*The problem*
Output the lines that follow exactly as they are.

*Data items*
============

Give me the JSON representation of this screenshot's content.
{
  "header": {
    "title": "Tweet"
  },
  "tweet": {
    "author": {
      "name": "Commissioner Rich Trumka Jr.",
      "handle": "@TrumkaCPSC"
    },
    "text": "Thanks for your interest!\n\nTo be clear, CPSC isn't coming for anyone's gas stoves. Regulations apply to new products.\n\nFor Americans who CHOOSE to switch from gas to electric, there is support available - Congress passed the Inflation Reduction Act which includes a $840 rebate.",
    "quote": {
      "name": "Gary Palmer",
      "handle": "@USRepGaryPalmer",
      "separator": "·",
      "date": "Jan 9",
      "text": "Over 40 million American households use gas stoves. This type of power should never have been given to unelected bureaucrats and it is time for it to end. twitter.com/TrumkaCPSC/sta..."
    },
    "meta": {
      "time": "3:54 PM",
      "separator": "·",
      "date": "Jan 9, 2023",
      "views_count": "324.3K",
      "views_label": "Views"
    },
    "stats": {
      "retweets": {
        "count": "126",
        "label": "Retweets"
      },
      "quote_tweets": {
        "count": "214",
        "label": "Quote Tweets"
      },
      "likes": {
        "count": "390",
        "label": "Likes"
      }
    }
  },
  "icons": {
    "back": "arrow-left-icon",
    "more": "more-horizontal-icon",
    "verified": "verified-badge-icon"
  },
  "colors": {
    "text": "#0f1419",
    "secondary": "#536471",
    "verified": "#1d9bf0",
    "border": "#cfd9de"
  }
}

============

*Task output*
Give me the JSON representation of this screenshot's content.
{
  "header": {
    "title": "Tweet"
  },
  "tweet": {
    "author": {
      "name": "Commissioner Rich Trumka Jr.",
      "handle": "@TrumkaCPSC"
    },
    "text": "Thanks for your interest!\n\nTo be clear, CPSC isn't coming for anyone's gas stoves. Regulations apply to new products.\n\nFor Americans who CHOOSE to switch from gas to electric, there is support available - Congress passed the Inflation Reduction Act which includes a $840 rebate.",
    "quote": {
      "name": "Gary Palmer",
      "handle": "@USRepGaryPalmer",
      "separator": "·",
      "date": "Jan 9",
      "text": "Over 40 million American households use gas stoves. This type of power should never have been given to unelected bureaucrats and it is time for it to end. twitter.com/TrumkaCPSC/sta..."
    },
    "meta": {
      "time": "3:54 PM",
      "separator": "·",
      "date": "Jan 9, 2023",
      "views_count": "324.3K",
      "views_label": "Views"
    },
    "stats": {
      "retweets": {
        "count": "126",
        "label": "Retweets"
      },
      "quote_tweets": {
        "count": "214",
        "label": "Quote Tweets"
      },
      "likes": {
        "count": "390",
        "label": "Likes"
      }
    }
  },
  "icons": {
    "back": "arrow-left-icon",
    "more": "more-horizontal-icon",
    "verified": "verified-badge-icon"
  },
  "colors": {
    "text": "#0f1419",
    "secondary": "#536471",
    "verified": "#1d9bf0",
    "border": "#cfd9de"
  }
}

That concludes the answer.